(Stored data)

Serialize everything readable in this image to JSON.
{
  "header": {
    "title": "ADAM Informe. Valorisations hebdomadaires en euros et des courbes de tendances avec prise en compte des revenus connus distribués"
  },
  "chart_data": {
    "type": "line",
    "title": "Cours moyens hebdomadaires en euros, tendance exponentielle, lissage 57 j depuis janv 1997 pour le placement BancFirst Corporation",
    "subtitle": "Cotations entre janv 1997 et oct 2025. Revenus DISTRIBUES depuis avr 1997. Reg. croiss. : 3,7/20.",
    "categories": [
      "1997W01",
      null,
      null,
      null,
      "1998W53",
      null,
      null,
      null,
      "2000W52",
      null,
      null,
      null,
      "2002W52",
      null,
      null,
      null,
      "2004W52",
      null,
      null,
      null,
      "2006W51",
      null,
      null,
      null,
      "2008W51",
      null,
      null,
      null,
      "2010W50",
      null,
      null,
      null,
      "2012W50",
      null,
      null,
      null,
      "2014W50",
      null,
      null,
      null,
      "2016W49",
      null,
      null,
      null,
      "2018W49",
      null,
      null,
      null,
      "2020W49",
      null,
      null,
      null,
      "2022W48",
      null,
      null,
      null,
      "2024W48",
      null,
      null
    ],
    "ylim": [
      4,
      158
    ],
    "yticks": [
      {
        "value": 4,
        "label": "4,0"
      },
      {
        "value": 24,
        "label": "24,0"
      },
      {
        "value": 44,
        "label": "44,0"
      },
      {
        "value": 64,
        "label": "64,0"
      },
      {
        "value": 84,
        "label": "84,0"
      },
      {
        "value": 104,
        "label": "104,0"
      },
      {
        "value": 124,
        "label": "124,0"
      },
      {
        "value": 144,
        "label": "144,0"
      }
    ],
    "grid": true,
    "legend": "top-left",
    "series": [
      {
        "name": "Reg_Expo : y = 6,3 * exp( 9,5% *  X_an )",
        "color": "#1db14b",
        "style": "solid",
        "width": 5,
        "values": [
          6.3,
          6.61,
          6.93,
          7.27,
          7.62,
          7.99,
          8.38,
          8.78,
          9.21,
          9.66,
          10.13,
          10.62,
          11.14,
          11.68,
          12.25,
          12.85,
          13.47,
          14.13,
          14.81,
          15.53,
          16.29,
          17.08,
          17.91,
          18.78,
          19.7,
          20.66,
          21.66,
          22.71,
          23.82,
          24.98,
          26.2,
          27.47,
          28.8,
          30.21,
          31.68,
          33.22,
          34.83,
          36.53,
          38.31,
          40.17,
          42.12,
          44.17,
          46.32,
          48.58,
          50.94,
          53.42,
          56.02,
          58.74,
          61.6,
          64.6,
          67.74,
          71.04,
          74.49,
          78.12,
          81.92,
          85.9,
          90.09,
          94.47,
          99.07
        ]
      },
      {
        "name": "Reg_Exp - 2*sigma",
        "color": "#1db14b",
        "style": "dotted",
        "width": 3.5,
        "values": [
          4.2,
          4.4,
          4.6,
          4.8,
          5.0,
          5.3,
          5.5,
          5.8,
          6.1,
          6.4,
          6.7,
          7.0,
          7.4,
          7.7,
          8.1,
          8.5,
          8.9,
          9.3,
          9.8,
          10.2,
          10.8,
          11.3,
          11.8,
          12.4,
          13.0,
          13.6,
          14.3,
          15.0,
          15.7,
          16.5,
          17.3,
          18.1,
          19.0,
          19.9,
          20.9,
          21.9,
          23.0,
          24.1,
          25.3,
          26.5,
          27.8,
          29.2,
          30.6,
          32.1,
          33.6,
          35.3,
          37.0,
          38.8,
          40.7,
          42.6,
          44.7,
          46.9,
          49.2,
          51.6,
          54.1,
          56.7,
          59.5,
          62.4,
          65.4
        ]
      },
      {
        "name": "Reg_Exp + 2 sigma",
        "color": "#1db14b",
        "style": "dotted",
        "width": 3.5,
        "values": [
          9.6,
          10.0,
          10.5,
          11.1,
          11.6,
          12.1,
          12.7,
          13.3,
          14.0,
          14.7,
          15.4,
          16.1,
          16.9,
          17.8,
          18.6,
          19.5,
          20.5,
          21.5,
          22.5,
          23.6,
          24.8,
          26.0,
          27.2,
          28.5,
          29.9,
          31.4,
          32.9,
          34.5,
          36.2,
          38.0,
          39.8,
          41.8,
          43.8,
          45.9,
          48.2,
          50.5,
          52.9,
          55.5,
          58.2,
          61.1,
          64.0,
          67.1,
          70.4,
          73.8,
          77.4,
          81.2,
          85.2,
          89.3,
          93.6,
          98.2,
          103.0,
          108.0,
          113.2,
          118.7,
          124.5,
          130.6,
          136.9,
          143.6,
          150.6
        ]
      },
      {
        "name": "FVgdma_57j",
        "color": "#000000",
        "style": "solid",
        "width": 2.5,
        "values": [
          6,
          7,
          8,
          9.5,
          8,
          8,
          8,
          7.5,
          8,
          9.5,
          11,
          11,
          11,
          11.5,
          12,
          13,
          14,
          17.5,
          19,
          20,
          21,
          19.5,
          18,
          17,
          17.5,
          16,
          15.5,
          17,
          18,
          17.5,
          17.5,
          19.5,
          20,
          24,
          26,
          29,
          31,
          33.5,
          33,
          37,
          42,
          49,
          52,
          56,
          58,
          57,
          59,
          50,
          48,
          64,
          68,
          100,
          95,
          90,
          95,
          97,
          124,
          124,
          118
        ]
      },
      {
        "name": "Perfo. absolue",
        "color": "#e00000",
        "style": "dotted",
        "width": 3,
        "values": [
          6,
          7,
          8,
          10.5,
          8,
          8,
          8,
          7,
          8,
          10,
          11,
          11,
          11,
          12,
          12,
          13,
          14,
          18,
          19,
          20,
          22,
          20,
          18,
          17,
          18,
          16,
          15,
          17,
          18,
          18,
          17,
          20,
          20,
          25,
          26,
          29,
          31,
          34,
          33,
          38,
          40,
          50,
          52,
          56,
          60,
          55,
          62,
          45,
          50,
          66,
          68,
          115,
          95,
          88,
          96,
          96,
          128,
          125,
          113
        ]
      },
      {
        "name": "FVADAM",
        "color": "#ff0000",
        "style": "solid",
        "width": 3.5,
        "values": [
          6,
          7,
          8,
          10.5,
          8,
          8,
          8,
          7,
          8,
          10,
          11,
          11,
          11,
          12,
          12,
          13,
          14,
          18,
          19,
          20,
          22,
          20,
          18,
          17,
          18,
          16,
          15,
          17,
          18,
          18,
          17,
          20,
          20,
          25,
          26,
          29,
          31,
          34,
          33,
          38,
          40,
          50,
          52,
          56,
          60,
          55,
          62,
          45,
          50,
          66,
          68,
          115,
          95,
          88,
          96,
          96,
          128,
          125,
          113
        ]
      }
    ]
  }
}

#### What the exercise asks
Pick out each line that holds the string "euros".

#### Response to the task
    "title": "ADAM Informe. Valorisations hebdomadaires en euros et des courbes de tendances avec prise en compte des revenus connus distribués"
    "title": "Cours moyens hebdomadaires en euros, tendance exponentielle, lissage 57 j depuis janv 1997 pour le placement BancFirst Corporation",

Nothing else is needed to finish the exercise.